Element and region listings
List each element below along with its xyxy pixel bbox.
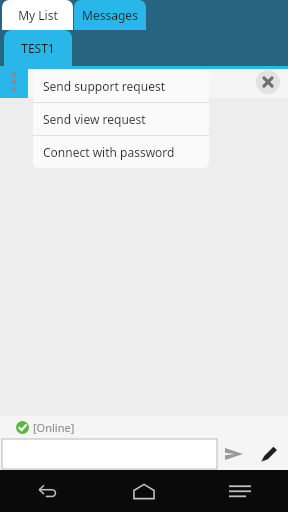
button[interactable]: Messages	[74, 0, 146, 30]
button[interactable]: Send view request	[33, 103, 209, 135]
button[interactable]: More options	[0, 66, 28, 98]
staticText: TEST1	[21, 40, 55, 56]
button[interactable]: Compose	[251, 438, 287, 470]
button[interactable]: Send support request	[33, 70, 209, 102]
staticText: Send view request	[43, 111, 146, 127]
button[interactable]: Back	[0, 470, 96, 512]
button[interactable]: Send	[217, 438, 251, 470]
button[interactable]: Home	[96, 470, 192, 512]
button[interactable]: My List	[2, 0, 73, 30]
staticText: Messages	[82, 7, 138, 23]
staticText: Connect with password	[43, 144, 175, 160]
button[interactable]: Connect with password	[33, 136, 209, 168]
button[interactable]: TEST1	[4, 30, 72, 66]
staticText: Send support request	[43, 78, 165, 94]
button[interactable]: Close	[256, 70, 280, 94]
staticText: My List	[18, 7, 58, 23]
button[interactable]	[2, 439, 217, 469]
button[interactable]: Recent apps	[192, 470, 288, 512]
staticText: [Online]	[33, 420, 75, 435]
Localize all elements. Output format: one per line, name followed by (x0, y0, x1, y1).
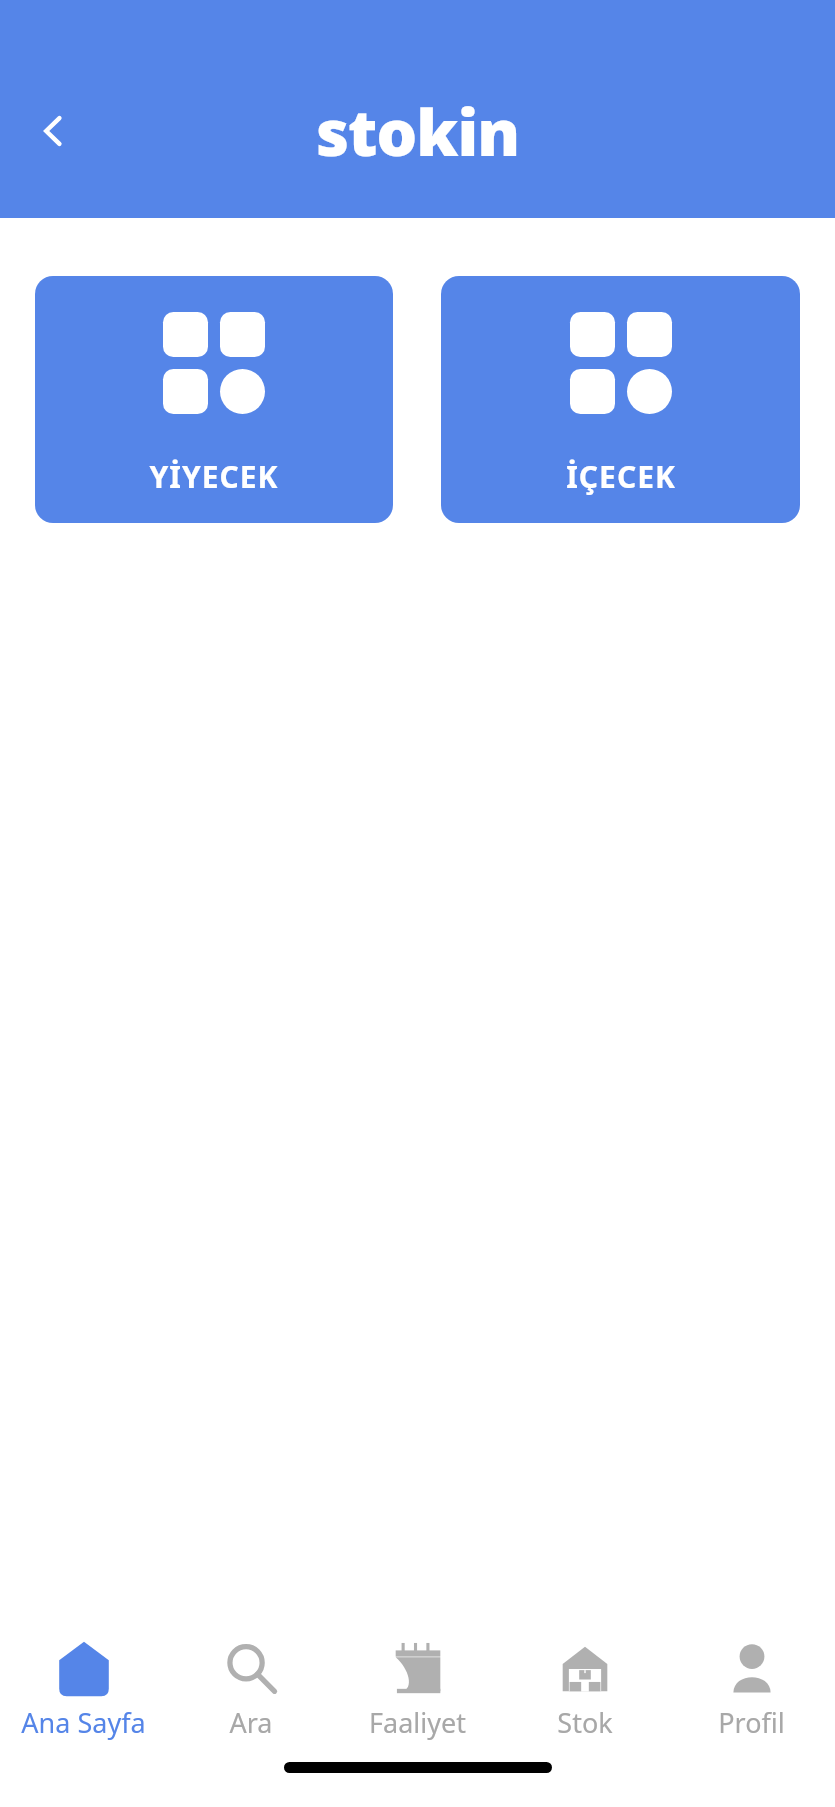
staticText: YİYECEK (149, 456, 279, 497)
staticText: Stok (557, 1704, 613, 1741)
button[interactable]: İÇECEK (441, 276, 800, 523)
staticText: Faaliyet (369, 1704, 466, 1741)
button[interactable]: Back (22, 99, 86, 163)
button[interactable]: Ara (167, 1630, 334, 1748)
staticText: İÇECEK (566, 456, 676, 497)
staticText: Ara (229, 1704, 273, 1741)
button[interactable]: Faaliyet (334, 1630, 501, 1748)
staticText: Ana Sayfa (21, 1704, 146, 1741)
staticText: stokin (316, 88, 520, 175)
button[interactable]: Ana Sayfa (0, 1630, 167, 1748)
button[interactable]: Stok (501, 1630, 668, 1748)
button[interactable]: Profil (668, 1630, 835, 1748)
button[interactable]: YİYECEK (35, 276, 393, 523)
staticText: Profil (718, 1704, 785, 1741)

- [The exercise]: Convert the rows from the line containing "0, 146, 30]" up to and including the line containing "button[interactable]: Send support" into a Markdown table with the columns "No." and "Line," numbering each line and leaving out any blank lines.

- [Written response]:
| No. | Line |
|---|---|
| 1 | button[interactable]: Messages	[74, 0, 146, 30] |
| 2 | button[interactable]: Send view request	[33, 103, 209, 135] |
| 3 | button[interactable]: More options	[0, 66, 28, 98] |
| 4 | staticText: TEST1	[21, 40, 55, 56] |
| 5 | button[interactable]: Compose	[251, 438, 287, 470] |
| 6 | button[interactable]: Send support request	[33, 70, 209, 102] |